> _Aim_
Make an exact copy of the entries below.

::: Records shown :::

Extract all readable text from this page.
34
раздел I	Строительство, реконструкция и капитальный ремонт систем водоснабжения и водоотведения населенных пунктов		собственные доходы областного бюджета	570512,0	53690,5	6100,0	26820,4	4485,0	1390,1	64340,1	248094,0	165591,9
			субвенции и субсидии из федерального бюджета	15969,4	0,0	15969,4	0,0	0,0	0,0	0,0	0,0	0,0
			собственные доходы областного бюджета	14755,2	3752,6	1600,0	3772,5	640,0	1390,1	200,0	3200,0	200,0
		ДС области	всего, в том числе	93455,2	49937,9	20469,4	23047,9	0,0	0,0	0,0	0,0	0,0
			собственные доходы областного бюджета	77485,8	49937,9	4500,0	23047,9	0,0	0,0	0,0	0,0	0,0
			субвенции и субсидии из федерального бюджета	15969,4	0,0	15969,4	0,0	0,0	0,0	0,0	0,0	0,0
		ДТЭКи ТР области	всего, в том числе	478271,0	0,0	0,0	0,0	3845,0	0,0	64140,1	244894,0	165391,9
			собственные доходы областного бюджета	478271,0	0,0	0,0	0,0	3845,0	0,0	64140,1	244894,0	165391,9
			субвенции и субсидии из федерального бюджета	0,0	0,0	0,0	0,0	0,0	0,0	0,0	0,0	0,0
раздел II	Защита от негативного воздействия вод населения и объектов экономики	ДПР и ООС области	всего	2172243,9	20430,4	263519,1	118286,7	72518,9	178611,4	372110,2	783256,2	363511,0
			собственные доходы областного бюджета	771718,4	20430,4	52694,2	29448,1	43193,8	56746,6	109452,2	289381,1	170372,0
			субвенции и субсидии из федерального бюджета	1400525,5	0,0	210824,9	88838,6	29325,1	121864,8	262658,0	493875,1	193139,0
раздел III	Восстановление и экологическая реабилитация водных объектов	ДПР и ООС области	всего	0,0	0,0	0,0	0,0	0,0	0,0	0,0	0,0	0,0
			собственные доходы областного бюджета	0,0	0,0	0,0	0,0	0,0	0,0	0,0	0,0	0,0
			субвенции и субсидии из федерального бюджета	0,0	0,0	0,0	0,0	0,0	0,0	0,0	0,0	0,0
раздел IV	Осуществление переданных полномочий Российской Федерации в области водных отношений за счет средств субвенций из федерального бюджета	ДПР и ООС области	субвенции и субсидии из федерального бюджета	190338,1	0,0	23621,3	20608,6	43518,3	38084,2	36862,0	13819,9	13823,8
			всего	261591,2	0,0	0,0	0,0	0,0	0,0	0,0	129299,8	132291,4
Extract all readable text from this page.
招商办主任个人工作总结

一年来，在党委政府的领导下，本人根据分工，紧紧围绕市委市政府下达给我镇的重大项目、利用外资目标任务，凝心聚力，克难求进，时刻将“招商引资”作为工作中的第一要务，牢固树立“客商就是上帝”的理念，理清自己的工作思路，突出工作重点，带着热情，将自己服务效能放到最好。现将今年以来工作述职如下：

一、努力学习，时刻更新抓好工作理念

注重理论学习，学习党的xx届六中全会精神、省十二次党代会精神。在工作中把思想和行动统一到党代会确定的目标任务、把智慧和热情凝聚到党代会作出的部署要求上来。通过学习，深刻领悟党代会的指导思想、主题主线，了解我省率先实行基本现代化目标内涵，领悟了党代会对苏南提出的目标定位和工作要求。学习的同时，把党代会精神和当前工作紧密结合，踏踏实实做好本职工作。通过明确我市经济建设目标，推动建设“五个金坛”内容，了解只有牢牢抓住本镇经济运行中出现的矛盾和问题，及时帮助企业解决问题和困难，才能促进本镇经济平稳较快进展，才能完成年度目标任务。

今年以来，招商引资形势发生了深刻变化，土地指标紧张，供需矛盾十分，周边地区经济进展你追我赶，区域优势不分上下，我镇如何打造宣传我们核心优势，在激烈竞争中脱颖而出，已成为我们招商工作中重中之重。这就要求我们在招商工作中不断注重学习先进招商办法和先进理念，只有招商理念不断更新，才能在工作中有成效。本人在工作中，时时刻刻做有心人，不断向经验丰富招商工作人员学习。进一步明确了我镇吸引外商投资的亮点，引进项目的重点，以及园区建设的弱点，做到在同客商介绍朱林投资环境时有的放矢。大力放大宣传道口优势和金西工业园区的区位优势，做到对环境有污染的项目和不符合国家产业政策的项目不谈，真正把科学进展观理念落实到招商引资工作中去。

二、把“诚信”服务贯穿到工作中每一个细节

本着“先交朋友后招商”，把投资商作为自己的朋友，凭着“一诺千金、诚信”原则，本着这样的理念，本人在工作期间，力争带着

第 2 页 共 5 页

:::

> _Solved exercise_
Extract all readable text from this page.
34
раздел I	Строительство, реконструкция и капитальный ремонт систем водоснабжения и водоотведения населенных пунктов		собственные доходы областного бюджета	570512,0	53690,5	6100,0	26820,4	4485,0	1390,1	64340,1	248094,0	165591,9
			субвенции и субсидии из федерального бюджета	15969,4	0,0	15969,4	0,0	0,0	0,0	0,0	0,0	0,0
			собственные доходы областного бюджета	14755,2	3752,6	1600,0	3772,5	640,0	1390,1	200,0	3200,0	200,0
		ДС области	всего, в том числе	93455,2	49937,9	20469,4	23047,9	0,0	0,0	0,0	0,0	0,0
			собственные доходы областного бюджета	77485,8	49937,9	4500,0	23047,9	0,0	0,0	0,0	0,0	0,0
			субвенции и субсидии из федерального бюджета	15969,4	0,0	15969,4	0,0	0,0	0,0	0,0	0,0	0,0
		ДТЭКи ТР области	всего, в том числе	478271,0	0,0	0,0	0,0	3845,0	0,0	64140,1	244894,0	165391,9
			собственные доходы областного бюджета	478271,0	0,0	0,0	0,0	3845,0	0,0	64140,1	244894,0	165391,9
			субвенции и субсидии из федерального бюджета	0,0	0,0	0,0	0,0	0,0	0,0	0,0	0,0	0,0
раздел II	Защита от негативного воздействия вод населения и объектов экономики	ДПР и ООС области	всего	2172243,9	20430,4	263519,1	118286,7	72518,9	178611,4	372110,2	783256,2	363511,0
			собственные доходы областного бюджета	771718,4	20430,4	52694,2	29448,1	43193,8	56746,6	109452,2	289381,1	170372,0
			субвенции и субсидии из федерального бюджета	1400525,5	0,0	210824,9	88838,6	29325,1	121864,8	262658,0	493875,1	193139,0
раздел III	Восстановление и экологическая реабилитация водных объектов	ДПР и ООС области	всего	0,0	0,0	0,0	0,0	0,0	0,0	0,0	0,0	0,0
			собственные доходы областного бюджета	0,0	0,0	0,0	0,0	0,0	0,0	0,0	0,0	0,0
			субвенции и субсидии из федерального бюджета	0,0	0,0	0,0	0,0	0,0	0,0	0,0	0,0	0,0
раздел IV	Осуществление переданных полномочий Российской Федерации в области водных отношений за счет средств субвенций из федерального бюджета	ДПР и ООС области	субвенции и субсидии из федерального бюджета	190338,1	0,0	23621,3	20608,6	43518,3	38084,2	36862,0	13819,9	13823,8
			всего	261591,2	0,0	0,0	0,0	0,0	0,0	0,0	129299,8	132291,4
Extract all readable text from this page.
招商办主任个人工作总结

一年来，在党委政府的领导下，本人根据分工，紧紧围绕市委市政府下达给我镇的重大项目、利用外资目标任务，凝心聚力，克难求进，时刻将“招商引资”作为工作中的第一要务，牢固树立“客商就是上帝”的理念，理清自己的工作思路，突出工作重点，带着热情，将自己服务效能放到最好。现将今年以来工作述职如下：

一、努力学习，时刻更新抓好工作理念

注重理论学习，学习党的xx届六中全会精神、省十二次党代会精神。在工作中把思想和行动统一到党代会确定的目标任务、把智慧和热情凝聚到党代会作出的部署要求上来。通过学习，深刻领悟党代会的指导思想、主题主线，了解我省率先实行基本现代化目标内涵，领悟了党代会对苏南提出的目标定位和工作要求。学习的同时，把党代会精神和当前工作紧密结合，踏踏实实做好本职工作。通过明确我市经济建设目标，推动建设“五个金坛”内容，了解只有牢牢抓住本镇经济运行中出现的矛盾和问题，及时帮助企业解决问题和困难，才能促进本镇经济平稳较快进展，才能完成年度目标任务。

今年以来，招商引资形势发生了深刻变化，土地指标紧张，供需矛盾十分，周边地区经济进展你追我赶，区域优势不分上下，我镇如何打造宣传我们核心优势，在激烈竞争中脱颖而出，已成为我们招商工作中重中之重。这就要求我们在招商工作中不断注重学习先进招商办法和先进理念，只有招商理念不断更新，才能在工作中有成效。本人在工作中，时时刻刻做有心人，不断向经验丰富招商工作人员学习。进一步明确了我镇吸引外商投资的亮点，引进项目的重点，以及园区建设的弱点，做到在同客商介绍朱林投资环境时有的放矢。大力放大宣传道口优势和金西工业园区的区位优势，做到对环境有污染的项目和不符合国家产业政策的项目不谈，真正把科学进展观理念落实到招商引资工作中去。

二、把“诚信”服务贯穿到工作中每一个细节

本着“先交朋友后招商”，把投资商作为自己的朋友，凭着“一诺千金、诚信”原则，本着这样的理念，本人在工作期间，力争带着

第 2 页 共 5 页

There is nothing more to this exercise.